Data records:
= = = = = = =

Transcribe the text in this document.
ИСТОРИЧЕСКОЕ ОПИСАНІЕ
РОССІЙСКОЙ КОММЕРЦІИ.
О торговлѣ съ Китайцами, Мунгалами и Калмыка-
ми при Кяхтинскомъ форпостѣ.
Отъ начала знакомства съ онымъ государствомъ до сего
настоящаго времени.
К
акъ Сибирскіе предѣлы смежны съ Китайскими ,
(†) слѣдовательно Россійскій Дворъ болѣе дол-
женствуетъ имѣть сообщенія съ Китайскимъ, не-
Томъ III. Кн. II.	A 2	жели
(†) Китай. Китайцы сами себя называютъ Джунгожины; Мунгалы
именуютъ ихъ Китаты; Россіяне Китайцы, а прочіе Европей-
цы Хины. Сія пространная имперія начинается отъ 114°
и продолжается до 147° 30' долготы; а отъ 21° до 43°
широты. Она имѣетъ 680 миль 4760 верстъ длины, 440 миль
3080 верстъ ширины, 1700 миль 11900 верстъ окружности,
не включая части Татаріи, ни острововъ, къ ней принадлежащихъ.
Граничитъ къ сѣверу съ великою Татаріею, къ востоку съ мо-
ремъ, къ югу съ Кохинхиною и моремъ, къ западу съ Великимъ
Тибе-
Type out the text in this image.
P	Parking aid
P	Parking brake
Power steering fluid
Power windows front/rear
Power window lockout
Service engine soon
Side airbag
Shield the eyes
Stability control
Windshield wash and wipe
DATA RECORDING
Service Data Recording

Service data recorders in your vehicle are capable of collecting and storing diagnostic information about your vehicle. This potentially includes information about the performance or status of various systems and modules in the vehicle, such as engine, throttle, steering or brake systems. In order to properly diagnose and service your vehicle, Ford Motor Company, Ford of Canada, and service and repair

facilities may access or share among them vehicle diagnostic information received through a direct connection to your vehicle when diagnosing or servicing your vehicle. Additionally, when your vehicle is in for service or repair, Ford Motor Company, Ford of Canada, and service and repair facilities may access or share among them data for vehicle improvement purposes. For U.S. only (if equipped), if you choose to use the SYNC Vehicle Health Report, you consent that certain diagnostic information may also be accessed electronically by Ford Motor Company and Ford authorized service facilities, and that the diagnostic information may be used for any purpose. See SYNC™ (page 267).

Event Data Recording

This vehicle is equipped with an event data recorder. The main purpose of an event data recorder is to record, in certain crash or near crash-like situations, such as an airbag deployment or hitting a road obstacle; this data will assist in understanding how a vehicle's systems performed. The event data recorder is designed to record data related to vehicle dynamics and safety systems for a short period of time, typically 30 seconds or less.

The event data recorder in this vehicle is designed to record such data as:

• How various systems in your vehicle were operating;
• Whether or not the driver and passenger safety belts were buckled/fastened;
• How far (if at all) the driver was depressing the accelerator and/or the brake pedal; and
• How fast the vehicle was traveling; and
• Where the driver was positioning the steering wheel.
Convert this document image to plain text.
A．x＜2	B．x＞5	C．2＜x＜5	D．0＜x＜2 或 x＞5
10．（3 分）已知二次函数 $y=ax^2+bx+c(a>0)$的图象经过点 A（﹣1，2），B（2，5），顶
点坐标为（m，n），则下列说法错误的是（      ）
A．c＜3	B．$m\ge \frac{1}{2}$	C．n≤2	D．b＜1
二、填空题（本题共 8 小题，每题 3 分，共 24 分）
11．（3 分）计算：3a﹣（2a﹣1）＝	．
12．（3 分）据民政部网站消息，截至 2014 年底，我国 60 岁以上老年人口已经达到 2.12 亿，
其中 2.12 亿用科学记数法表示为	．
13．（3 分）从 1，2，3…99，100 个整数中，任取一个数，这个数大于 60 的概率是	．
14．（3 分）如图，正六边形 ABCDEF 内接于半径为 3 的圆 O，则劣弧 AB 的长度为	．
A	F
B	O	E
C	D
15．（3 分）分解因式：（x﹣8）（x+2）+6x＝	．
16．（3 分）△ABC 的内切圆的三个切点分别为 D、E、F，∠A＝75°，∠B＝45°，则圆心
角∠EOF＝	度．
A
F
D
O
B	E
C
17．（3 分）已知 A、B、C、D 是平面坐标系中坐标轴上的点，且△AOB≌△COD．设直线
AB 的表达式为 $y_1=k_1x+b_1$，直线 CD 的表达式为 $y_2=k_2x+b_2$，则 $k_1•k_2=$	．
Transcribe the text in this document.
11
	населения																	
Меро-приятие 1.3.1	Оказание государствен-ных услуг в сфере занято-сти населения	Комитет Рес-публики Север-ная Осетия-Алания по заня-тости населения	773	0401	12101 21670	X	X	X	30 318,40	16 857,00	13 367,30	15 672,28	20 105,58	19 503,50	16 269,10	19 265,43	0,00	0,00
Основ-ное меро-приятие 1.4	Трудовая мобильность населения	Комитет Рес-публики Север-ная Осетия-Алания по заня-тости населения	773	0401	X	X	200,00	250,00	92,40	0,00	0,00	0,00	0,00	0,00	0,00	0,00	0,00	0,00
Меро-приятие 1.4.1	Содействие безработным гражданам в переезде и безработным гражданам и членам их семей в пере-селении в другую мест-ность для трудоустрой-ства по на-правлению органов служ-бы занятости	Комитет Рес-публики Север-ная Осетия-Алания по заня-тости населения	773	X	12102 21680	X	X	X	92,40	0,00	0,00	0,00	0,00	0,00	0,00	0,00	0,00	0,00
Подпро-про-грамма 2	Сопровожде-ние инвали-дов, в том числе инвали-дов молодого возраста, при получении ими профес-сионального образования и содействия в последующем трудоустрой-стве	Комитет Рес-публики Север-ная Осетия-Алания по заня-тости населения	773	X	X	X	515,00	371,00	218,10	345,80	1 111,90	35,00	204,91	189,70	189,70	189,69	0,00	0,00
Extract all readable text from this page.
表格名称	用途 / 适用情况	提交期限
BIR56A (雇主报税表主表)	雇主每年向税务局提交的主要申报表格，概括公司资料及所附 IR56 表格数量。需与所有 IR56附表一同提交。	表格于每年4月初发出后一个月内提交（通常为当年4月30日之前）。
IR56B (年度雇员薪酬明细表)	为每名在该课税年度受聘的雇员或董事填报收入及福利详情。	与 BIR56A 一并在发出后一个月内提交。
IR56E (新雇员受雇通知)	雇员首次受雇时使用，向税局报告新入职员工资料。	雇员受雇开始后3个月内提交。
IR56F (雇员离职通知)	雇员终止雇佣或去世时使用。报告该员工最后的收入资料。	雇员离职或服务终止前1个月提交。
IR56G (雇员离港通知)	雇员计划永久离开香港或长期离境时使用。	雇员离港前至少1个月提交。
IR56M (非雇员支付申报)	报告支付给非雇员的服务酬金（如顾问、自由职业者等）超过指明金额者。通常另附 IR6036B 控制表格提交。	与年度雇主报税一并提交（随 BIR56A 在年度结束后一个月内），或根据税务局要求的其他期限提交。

= = = = = = =

Short problem: Report each line of the material above where the word "тости" appears.

Response to the exercise:
Меро-приятие 1.3.1	Оказание государствен-ных услуг в сфере занято-сти населения	Комитет Рес-публики Север-ная Осетия-Алания по заня-тости населения	773	0401	12101 21670	X	X	X	30 318,40	16 857,00	13 367,30	15 672,28	20 105,58	19 503,50	16 269,10	19 265,43	0,00	0,00
Основ-ное меро-приятие 1.4	Трудовая мобильность населения	Комитет Рес-публики Север-ная Осетия-Алания по заня-тости населения	773	0401	X	X	200,00	250,00	92,40	0,00	0,00	0,00	0,00	0,00	0,00	0,00	0,00	0,00
Меро-приятие 1.4.1	Содействие безработным гражданам в переезде и безработным гражданам и членам их семей в пере-селении в другую мест-ность для трудоустрой-ства по на-правлению органов служ-бы занятости	Комитет Рес-публики Север-ная Осетия-Алания по заня-тости населения	773	X	12102 21680	X	X	X	92,40	0,00	0,00	0,00	0,00	0,00	0,00	0,00	0,00	0,00
Подпро-про-грамма 2	Сопровожде-ние инвали-дов, в том числе инвали-дов молодого возраста, при получении ими профес-сионального образования и содействия в последующем трудоустрой-стве	Комитет Рес-публики Север-ная Осетия-Алания по заня-тости населения	773	X	X	X	515,00	371,00	218,10	345,80	1 111,90	35,00	204,91	189,70	189,70	189,69	0,00	0,00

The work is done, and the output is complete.